**Directive**
Below are records; count the lines in them that hold "down" and give only the count.

++++ Material for the task ++++

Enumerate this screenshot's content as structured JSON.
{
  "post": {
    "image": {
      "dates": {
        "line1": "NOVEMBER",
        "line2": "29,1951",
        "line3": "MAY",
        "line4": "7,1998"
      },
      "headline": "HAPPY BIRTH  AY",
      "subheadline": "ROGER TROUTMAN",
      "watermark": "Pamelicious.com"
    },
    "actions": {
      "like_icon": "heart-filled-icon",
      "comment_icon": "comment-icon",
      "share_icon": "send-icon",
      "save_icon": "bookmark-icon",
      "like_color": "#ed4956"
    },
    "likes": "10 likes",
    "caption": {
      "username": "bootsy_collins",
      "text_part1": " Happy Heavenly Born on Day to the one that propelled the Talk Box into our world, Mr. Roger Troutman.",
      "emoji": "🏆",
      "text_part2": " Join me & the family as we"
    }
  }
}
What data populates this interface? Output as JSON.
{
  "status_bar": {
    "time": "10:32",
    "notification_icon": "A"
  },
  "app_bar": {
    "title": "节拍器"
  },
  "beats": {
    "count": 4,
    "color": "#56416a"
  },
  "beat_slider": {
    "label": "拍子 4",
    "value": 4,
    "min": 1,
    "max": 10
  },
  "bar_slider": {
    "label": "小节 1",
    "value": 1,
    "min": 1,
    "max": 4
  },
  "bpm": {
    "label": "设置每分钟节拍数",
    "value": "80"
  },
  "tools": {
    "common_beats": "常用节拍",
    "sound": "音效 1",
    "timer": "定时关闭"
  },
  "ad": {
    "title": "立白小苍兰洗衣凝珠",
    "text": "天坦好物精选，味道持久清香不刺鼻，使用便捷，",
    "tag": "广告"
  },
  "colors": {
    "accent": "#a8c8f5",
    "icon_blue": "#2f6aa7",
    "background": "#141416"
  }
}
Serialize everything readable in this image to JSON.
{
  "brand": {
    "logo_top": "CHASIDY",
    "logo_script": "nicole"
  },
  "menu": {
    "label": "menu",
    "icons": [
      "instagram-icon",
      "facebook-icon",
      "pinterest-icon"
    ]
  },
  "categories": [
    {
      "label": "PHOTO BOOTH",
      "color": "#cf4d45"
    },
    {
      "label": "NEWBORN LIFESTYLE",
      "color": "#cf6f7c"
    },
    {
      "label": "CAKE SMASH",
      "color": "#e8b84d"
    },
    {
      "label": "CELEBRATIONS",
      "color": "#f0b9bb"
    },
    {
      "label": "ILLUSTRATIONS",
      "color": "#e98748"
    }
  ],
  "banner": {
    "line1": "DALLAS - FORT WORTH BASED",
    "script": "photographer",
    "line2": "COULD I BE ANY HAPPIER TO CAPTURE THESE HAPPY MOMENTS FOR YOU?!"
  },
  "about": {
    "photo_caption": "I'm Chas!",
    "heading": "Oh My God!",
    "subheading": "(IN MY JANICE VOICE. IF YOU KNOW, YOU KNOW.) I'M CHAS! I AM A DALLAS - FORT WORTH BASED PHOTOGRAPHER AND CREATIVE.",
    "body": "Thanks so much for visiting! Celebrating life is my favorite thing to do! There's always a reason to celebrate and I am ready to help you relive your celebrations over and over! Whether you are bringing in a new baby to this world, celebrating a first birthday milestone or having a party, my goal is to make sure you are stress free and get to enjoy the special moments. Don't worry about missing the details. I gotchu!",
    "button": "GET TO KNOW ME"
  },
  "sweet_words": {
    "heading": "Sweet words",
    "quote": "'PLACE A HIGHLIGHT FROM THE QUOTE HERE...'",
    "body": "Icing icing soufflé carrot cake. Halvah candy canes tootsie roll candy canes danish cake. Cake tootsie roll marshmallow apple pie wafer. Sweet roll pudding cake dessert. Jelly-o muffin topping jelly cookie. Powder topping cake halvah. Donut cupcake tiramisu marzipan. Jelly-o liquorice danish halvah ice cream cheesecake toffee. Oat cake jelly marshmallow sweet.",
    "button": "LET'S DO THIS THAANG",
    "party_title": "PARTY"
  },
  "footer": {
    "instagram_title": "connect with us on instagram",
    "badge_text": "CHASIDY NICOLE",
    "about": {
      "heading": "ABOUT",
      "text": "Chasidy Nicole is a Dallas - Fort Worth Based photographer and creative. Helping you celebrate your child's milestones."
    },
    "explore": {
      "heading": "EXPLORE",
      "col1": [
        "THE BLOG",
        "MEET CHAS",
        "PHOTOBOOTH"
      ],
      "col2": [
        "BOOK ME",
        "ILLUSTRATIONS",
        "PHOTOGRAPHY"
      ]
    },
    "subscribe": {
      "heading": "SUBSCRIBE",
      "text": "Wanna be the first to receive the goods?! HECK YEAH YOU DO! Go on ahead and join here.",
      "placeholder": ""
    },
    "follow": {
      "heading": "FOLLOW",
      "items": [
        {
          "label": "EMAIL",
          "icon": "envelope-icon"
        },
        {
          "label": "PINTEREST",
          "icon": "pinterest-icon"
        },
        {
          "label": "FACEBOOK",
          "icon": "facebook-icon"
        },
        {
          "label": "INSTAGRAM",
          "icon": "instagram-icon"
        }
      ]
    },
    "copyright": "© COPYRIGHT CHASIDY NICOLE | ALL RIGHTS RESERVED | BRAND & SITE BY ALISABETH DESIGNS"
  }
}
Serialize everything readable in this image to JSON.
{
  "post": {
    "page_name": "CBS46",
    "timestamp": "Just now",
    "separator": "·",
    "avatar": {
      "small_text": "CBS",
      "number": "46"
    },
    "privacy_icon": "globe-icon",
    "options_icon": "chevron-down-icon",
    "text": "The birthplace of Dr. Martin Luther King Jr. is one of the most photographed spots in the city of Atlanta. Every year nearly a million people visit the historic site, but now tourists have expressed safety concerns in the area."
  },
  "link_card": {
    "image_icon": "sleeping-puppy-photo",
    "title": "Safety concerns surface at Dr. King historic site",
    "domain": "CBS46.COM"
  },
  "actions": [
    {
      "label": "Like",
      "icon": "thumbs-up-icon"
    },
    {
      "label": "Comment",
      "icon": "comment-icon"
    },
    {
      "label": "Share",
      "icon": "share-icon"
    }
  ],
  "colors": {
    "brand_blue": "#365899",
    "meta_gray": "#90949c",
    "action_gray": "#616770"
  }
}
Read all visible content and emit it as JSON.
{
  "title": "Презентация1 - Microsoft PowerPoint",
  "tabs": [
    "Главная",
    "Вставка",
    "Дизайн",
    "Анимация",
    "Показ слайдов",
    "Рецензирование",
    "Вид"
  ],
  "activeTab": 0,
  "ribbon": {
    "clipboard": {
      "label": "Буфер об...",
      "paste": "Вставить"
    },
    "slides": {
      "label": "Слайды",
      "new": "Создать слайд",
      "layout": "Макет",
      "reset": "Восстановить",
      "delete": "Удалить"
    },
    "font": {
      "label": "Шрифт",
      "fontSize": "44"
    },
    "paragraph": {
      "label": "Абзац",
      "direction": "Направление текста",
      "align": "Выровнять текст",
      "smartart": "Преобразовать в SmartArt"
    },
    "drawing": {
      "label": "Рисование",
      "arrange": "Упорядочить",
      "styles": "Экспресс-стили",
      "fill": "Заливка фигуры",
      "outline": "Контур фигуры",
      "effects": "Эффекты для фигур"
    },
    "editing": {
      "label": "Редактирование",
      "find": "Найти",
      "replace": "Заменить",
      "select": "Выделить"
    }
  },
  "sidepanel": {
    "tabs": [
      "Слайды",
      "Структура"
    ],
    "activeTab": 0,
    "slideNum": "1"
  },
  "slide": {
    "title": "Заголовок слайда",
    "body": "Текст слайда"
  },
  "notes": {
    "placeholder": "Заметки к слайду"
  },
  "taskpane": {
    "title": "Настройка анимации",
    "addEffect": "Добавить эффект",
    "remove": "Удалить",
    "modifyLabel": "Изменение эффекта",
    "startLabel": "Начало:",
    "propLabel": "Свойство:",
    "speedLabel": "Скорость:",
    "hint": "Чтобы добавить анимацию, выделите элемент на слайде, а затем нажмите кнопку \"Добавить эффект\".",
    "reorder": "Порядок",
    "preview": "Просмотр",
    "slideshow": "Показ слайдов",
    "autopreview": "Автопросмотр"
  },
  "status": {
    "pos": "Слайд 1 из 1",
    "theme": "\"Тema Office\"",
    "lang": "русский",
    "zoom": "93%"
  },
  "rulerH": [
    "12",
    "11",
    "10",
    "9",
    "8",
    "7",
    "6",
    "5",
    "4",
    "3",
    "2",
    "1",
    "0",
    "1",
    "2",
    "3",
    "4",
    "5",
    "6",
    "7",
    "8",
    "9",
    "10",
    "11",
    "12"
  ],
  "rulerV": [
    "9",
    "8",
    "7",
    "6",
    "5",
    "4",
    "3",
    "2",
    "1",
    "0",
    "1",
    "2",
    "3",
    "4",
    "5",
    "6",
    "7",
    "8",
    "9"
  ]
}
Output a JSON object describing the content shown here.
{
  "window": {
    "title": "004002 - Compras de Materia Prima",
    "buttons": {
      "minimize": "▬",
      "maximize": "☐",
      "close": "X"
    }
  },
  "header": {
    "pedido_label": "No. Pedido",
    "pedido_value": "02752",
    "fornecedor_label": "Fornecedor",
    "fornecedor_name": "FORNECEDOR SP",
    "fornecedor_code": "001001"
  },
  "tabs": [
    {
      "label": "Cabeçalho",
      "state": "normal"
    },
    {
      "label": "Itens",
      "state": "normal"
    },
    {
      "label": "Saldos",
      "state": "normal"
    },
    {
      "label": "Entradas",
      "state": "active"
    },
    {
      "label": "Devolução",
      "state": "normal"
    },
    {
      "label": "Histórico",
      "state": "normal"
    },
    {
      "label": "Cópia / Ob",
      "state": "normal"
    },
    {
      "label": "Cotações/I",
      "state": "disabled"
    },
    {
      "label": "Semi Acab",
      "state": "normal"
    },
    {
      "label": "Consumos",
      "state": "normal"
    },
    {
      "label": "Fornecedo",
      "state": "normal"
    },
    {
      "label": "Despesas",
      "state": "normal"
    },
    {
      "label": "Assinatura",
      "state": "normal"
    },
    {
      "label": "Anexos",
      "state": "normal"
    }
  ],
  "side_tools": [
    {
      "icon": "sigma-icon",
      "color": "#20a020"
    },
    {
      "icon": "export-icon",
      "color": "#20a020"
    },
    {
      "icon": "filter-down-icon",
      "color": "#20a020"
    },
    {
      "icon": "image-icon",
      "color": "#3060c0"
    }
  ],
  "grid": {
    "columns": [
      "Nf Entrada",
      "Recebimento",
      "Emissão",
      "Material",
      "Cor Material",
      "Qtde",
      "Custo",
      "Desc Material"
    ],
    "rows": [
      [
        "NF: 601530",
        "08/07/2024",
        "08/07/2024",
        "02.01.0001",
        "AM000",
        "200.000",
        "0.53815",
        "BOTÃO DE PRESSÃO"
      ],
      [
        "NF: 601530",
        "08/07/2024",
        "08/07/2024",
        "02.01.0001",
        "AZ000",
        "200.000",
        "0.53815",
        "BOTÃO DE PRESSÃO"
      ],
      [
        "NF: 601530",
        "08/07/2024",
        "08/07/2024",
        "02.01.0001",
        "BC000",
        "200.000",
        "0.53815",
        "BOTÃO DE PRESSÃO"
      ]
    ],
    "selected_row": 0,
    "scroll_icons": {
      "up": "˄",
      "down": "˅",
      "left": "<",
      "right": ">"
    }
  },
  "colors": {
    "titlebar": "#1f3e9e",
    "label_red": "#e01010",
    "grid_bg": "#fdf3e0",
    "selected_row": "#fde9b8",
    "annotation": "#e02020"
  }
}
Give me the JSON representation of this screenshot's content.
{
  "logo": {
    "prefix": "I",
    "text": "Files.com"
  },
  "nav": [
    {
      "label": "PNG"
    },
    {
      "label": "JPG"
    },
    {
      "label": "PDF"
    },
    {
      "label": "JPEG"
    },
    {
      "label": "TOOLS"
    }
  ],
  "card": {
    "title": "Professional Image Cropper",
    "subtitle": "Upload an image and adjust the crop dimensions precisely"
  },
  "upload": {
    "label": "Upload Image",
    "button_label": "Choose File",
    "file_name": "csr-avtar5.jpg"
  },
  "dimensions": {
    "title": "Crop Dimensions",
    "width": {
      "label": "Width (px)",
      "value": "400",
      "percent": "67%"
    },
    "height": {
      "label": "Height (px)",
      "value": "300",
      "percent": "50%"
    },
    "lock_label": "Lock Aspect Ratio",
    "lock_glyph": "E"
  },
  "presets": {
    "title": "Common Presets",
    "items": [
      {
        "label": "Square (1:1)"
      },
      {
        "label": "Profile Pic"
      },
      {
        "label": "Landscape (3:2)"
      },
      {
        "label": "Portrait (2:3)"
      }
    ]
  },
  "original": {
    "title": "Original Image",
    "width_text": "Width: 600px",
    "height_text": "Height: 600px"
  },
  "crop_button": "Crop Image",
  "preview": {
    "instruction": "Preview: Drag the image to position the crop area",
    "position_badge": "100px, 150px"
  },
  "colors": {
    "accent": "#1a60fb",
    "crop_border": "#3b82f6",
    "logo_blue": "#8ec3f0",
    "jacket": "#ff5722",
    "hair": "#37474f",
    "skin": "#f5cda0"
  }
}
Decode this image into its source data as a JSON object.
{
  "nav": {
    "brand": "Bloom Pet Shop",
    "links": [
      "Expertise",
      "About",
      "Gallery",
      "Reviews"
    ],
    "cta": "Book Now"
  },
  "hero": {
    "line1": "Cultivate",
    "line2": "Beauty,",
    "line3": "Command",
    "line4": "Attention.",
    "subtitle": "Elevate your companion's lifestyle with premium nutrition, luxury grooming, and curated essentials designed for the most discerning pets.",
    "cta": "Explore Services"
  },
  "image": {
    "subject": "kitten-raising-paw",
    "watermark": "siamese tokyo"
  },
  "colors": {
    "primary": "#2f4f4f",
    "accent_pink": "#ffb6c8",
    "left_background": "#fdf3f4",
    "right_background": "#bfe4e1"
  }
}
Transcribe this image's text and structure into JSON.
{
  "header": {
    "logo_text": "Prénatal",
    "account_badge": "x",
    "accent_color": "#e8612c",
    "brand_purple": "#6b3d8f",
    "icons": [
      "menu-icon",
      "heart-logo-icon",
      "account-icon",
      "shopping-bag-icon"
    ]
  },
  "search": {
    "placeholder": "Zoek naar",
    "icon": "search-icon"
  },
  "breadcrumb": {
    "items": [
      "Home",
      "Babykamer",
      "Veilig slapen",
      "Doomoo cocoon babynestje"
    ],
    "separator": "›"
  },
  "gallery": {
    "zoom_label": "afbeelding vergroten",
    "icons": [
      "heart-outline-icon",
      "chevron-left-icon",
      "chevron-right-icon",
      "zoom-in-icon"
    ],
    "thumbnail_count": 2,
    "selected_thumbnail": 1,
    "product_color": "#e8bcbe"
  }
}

++++

**Output for this task**
3